Reproduce all the material exactly, minus any pictures it holds.

• **Supplied material**
* * * * * * *
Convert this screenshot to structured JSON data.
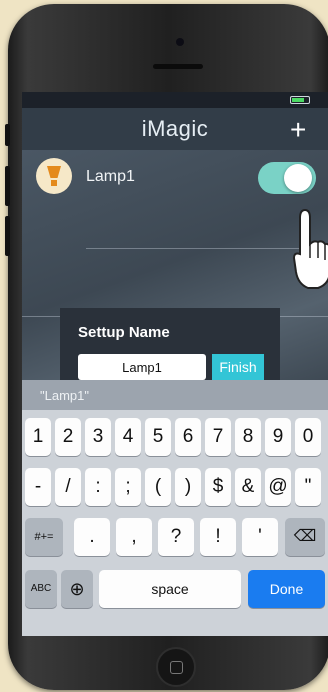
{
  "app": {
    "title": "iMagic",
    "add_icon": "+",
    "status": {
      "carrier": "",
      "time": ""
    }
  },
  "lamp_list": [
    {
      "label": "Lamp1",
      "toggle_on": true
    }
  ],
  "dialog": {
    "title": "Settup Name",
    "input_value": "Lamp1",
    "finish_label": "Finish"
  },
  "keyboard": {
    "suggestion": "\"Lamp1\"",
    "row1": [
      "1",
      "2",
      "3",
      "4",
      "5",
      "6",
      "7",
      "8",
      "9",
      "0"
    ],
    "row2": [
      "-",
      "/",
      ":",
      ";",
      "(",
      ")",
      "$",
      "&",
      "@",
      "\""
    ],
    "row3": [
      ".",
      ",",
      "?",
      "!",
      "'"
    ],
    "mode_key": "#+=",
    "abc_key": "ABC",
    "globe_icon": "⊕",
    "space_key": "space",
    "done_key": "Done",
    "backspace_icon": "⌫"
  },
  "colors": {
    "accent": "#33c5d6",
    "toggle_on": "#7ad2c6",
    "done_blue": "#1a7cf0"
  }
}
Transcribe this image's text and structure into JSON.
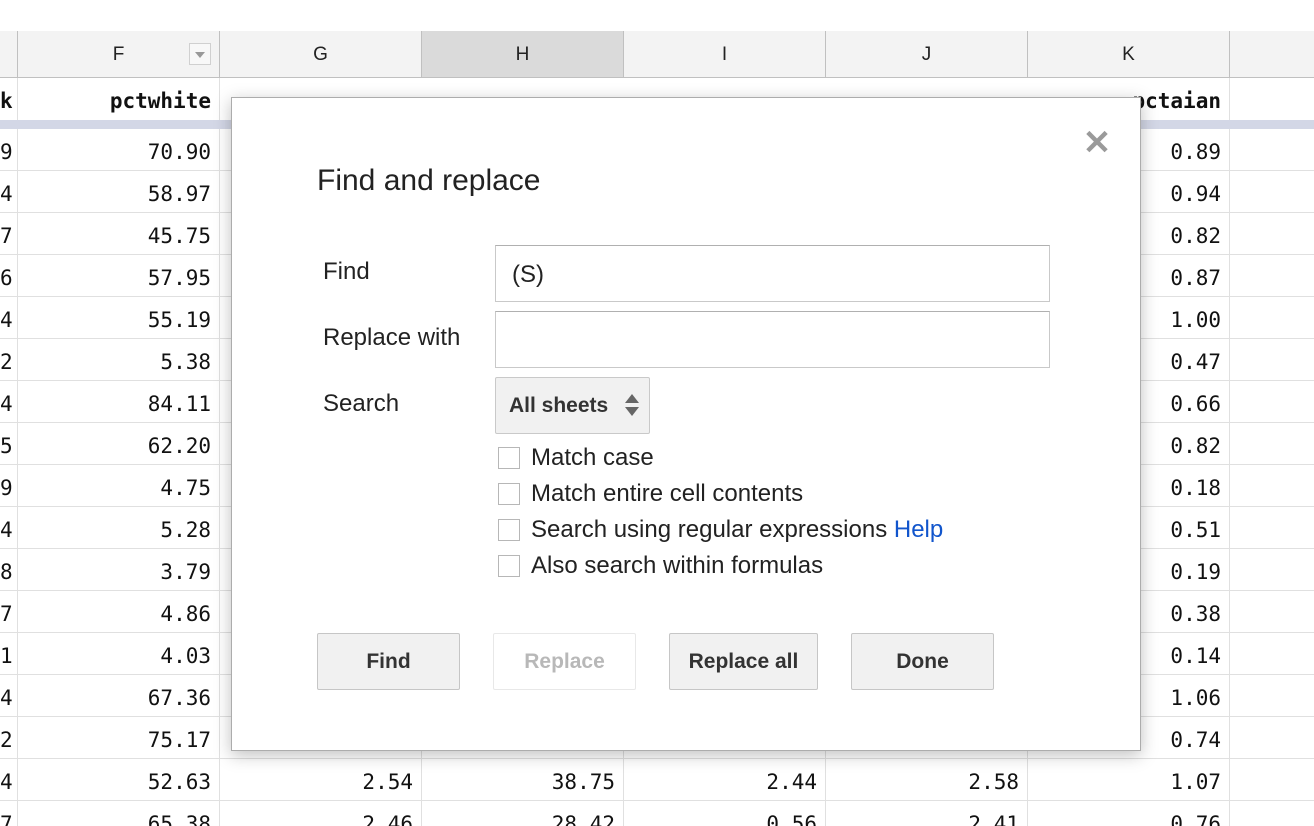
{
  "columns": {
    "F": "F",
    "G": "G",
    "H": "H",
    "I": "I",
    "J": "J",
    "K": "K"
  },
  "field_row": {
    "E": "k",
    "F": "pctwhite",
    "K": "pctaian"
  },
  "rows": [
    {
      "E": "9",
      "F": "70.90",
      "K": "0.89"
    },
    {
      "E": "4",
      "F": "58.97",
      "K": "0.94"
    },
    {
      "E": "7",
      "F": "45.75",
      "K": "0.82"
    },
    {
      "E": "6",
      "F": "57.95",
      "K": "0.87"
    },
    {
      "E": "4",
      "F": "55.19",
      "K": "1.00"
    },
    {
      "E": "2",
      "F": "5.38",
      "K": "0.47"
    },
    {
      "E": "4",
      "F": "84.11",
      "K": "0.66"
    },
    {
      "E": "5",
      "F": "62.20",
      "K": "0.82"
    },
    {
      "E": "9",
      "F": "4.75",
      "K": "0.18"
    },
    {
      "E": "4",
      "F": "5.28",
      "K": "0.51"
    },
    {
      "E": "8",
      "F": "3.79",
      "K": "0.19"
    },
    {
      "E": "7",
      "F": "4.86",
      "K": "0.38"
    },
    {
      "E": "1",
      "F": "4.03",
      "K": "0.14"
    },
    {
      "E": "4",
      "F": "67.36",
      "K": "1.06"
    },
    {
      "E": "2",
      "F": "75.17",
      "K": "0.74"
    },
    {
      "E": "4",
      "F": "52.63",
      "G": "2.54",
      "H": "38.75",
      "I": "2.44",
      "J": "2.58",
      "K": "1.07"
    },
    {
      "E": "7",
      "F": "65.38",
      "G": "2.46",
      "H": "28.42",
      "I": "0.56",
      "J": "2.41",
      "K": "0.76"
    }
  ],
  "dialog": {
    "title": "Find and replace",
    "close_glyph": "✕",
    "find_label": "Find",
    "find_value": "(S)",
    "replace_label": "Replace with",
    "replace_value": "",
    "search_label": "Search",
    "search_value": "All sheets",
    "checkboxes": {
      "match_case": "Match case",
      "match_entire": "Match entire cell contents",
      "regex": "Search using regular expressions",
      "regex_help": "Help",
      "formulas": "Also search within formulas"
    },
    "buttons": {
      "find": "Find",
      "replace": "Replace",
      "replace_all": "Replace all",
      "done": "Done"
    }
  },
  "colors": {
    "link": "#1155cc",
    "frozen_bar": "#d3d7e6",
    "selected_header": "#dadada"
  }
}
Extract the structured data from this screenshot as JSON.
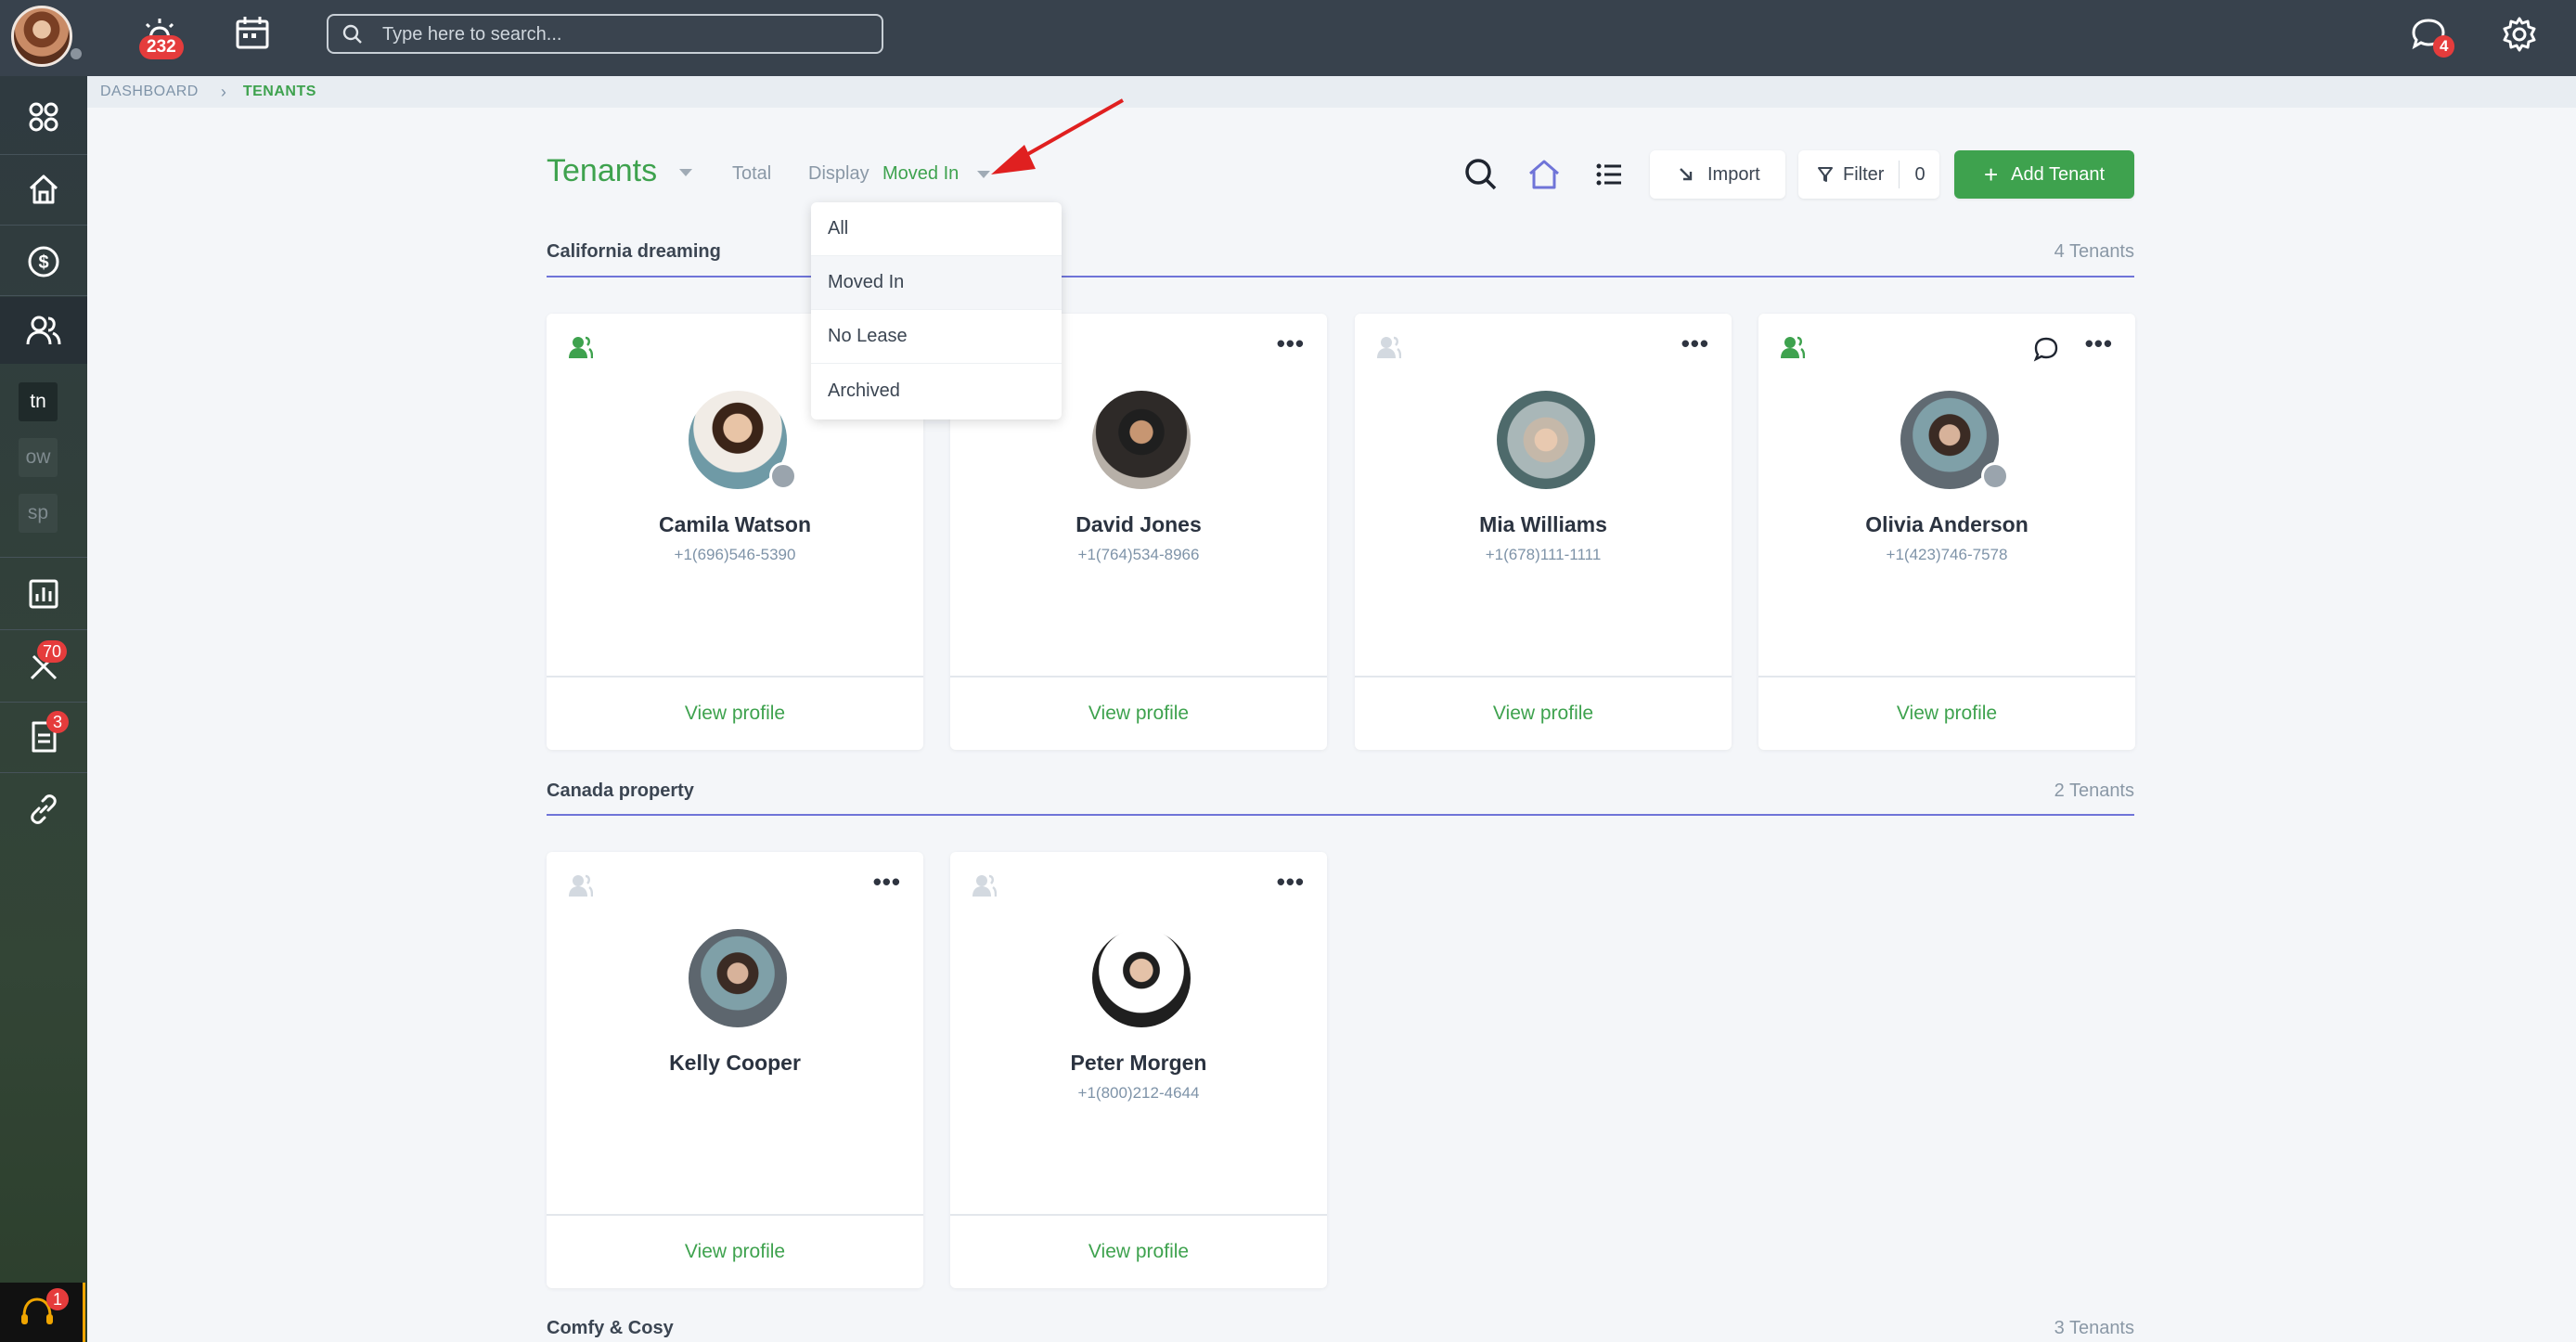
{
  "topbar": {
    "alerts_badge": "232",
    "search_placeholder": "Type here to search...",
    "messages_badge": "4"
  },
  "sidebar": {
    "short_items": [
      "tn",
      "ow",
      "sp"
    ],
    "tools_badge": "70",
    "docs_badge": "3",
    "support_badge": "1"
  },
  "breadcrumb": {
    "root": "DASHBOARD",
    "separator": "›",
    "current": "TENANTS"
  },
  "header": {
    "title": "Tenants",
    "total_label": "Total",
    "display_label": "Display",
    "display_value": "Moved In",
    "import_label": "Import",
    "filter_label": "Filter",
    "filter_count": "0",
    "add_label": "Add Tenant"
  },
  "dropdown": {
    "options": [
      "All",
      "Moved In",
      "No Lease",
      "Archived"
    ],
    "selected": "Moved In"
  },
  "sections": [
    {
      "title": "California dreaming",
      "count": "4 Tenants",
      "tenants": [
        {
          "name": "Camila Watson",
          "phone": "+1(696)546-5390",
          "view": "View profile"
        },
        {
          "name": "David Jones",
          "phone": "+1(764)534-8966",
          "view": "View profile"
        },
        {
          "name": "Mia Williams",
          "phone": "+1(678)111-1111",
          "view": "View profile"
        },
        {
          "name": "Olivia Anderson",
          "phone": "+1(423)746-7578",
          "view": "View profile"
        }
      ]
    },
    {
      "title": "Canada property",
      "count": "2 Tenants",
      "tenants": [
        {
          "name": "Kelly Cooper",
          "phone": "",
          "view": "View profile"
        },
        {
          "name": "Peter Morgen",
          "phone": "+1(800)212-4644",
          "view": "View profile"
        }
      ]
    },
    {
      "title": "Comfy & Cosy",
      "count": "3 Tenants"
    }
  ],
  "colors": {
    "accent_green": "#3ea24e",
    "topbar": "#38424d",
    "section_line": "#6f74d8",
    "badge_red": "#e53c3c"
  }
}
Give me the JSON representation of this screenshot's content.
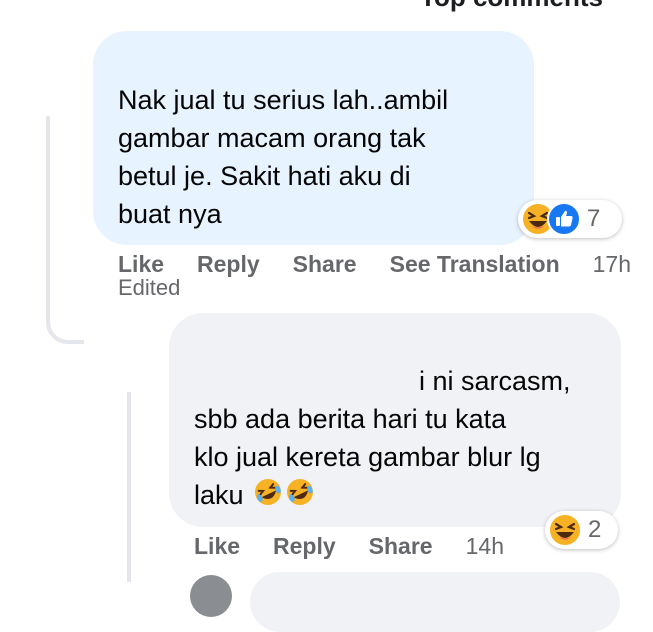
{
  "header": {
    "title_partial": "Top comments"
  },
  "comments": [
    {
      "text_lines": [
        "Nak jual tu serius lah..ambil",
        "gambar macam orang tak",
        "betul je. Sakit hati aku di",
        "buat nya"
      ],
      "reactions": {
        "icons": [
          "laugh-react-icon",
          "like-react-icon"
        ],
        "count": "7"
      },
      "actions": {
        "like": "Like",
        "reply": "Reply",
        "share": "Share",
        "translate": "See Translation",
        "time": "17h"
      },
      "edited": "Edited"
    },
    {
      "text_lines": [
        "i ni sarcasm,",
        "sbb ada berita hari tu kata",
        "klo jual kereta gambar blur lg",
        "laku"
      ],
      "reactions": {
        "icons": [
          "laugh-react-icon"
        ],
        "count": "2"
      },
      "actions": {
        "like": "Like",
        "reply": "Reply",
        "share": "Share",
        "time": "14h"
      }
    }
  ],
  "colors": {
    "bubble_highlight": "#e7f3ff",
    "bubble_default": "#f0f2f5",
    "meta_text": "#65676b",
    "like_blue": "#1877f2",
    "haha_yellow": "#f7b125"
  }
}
* * * * * * *
• **The solution**
Convert this screenshot to structured JSON data.
{
  "app": {
    "title": "iMagic",
    "add_icon": "+",
    "status": {
      "carrier": "",
      "time": ""
    }
  },
  "lamp_list": [
    {
      "label": "Lamp1",
      "toggle_on": true
    }
  ],
  "dialog": {
    "title": "Settup Name",
    "input_value": "Lamp1",
    "finish_label": "Finish"
  },
  "keyboard": {
    "suggestion": "\"Lamp1\"",
    "row1": [
      "1",
      "2",
      "3",
      "4",
      "5",
      "6",
      "7",
      "8",
      "9",
      "0"
    ],
    "row2": [
      "-",
      "/",
      ":",
      ";",
      "(",
      ")",
      "$",
      "&",
      "@",
      "\""
    ],
    "row3": [
      ".",
      ",",
      "?",
      "!",
      "'"
    ],
    "mode_key": "#+=",
    "abc_key": "ABC",
    "globe_icon": "⊕",
    "space_key": "space",
    "done_key": "Done",
    "backspace_icon": "⌫"
  },
  "colors": {
    "accent": "#33c5d6",
    "toggle_on": "#7ad2c6",
    "done_blue": "#1a7cf0"
  }
}
Transcribe this image's text and structure into JSON.
{
  "columns": {
    "F": "F",
    "G": "G",
    "H": "H",
    "I": "I",
    "J": "J",
    "K": "K"
  },
  "field_row": {
    "E": "k",
    "F": "pctwhite",
    "K": "pctaian"
  },
  "rows": [
    {
      "E": "9",
      "F": "70.90",
      "K": "0.89"
    },
    {
      "E": "4",
      "F": "58.97",
      "K": "0.94"
    },
    {
      "E": "7",
      "F": "45.75",
      "K": "0.82"
    },
    {
      "E": "6",
      "F": "57.95",
      "K": "0.87"
    },
    {
      "E": "4",
      "F": "55.19",
      "K": "1.00"
    },
    {
      "E": "2",
      "F": "5.38",
      "K": "0.47"
    },
    {
      "E": "4",
      "F": "84.11",
      "K": "0.66"
    },
    {
      "E": "5",
      "F": "62.20",
      "K": "0.82"
    },
    {
      "E": "9",
      "F": "4.75",
      "K": "0.18"
    },
    {
      "E": "4",
      "F": "5.28",
      "K": "0.51"
    },
    {
      "E": "8",
      "F": "3.79",
      "K": "0.19"
    },
    {
      "E": "7",
      "F": "4.86",
      "K": "0.38"
    },
    {
      "E": "1",
      "F": "4.03",
      "K": "0.14"
    },
    {
      "E": "4",
      "F": "67.36",
      "K": "1.06"
    },
    {
      "E": "2",
      "F": "75.17",
      "K": "0.74"
    },
    {
      "E": "4",
      "F": "52.63",
      "G": "2.54",
      "H": "38.75",
      "I": "2.44",
      "J": "2.58",
      "K": "1.07"
    },
    {
      "E": "7",
      "F": "65.38",
      "G": "2.46",
      "H": "28.42",
      "I": "0.56",
      "J": "2.41",
      "K": "0.76"
    }
  ],
  "dialog": {
    "title": "Find and replace",
    "close_glyph": "✕",
    "find_label": "Find",
    "find_value": "(S)",
    "replace_label": "Replace with",
    "replace_value": "",
    "search_label": "Search",
    "search_value": "All sheets",
    "checkboxes": {
      "match_case": "Match case",
      "match_entire": "Match entire cell contents",
      "regex": "Search using regular expressions",
      "regex_help": "Help",
      "formulas": "Also search within formulas"
    },
    "buttons": {
      "find": "Find",
      "replace": "Replace",
      "replace_all": "Replace all",
      "done": "Done"
    }
  },
  "colors": {
    "link": "#1155cc",
    "frozen_bar": "#d3d7e6",
    "selected_header": "#dadada"
  }
}
Extract the structured data from this screenshot as JSON.
{
  "topbar": {
    "alerts_badge": "232",
    "search_placeholder": "Type here to search...",
    "messages_badge": "4"
  },
  "sidebar": {
    "short_items": [
      "tn",
      "ow",
      "sp"
    ],
    "tools_badge": "70",
    "docs_badge": "3",
    "support_badge": "1"
  },
  "breadcrumb": {
    "root": "DASHBOARD",
    "separator": "›",
    "current": "TENANTS"
  },
  "header": {
    "title": "Tenants",
    "total_label": "Total",
    "display_label": "Display",
    "display_value": "Moved In",
    "import_label": "Import",
    "filter_label": "Filter",
    "filter_count": "0",
    "add_label": "Add Tenant"
  },
  "dropdown": {
    "options": [
      "All",
      "Moved In",
      "No Lease",
      "Archived"
    ],
    "selected": "Moved In"
  },
  "sections": [
    {
      "title": "California dreaming",
      "count": "4 Tenants",
      "tenants": [
        {
          "name": "Camila Watson",
          "phone": "+1(696)546-5390",
          "view": "View profile"
        },
        {
          "name": "David Jones",
          "phone": "+1(764)534-8966",
          "view": "View profile"
        },
        {
          "name": "Mia Williams",
          "phone": "+1(678)111-1111",
          "view": "View profile"
        },
        {
          "name": "Olivia Anderson",
          "phone": "+1(423)746-7578",
          "view": "View profile"
        }
      ]
    },
    {
      "title": "Canada property",
      "count": "2 Tenants",
      "tenants": [
        {
          "name": "Kelly Cooper",
          "phone": "",
          "view": "View profile"
        },
        {
          "name": "Peter Morgen",
          "phone": "+1(800)212-4644",
          "view": "View profile"
        }
      ]
    },
    {
      "title": "Comfy & Cosy",
      "count": "3 Tenants"
    }
  ],
  "colors": {
    "accent_green": "#3ea24e",
    "topbar": "#38424d",
    "section_line": "#6f74d8",
    "badge_red": "#e53c3c"
  }
}
Give me the JSON representation of this screenshot's content.
{
  "header": {
    "title_partial": "Top comments"
  },
  "comments": [
    {
      "text_lines": [
        "Nak jual tu serius lah..ambil",
        "gambar macam orang tak",
        "betul je. Sakit hati aku di",
        "buat nya"
      ],
      "reactions": {
        "icons": [
          "laugh-react-icon",
          "like-react-icon"
        ],
        "count": "7"
      },
      "actions": {
        "like": "Like",
        "reply": "Reply",
        "share": "Share",
        "translate": "See Translation",
        "time": "17h"
      },
      "edited": "Edited"
    },
    {
      "text_lines": [
        "i ni sarcasm,",
        "sbb ada berita hari tu kata",
        "klo jual kereta gambar blur lg",
        "laku"
      ],
      "reactions": {
        "icons": [
          "laugh-react-icon"
        ],
        "count": "2"
      },
      "actions": {
        "like": "Like",
        "reply": "Reply",
        "share": "Share",
        "time": "14h"
      }
    }
  ],
  "colors": {
    "bubble_highlight": "#e7f3ff",
    "bubble_default": "#f0f2f5",
    "meta_text": "#65676b",
    "like_blue": "#1877f2",
    "haha_yellow": "#f7b125"
  }
}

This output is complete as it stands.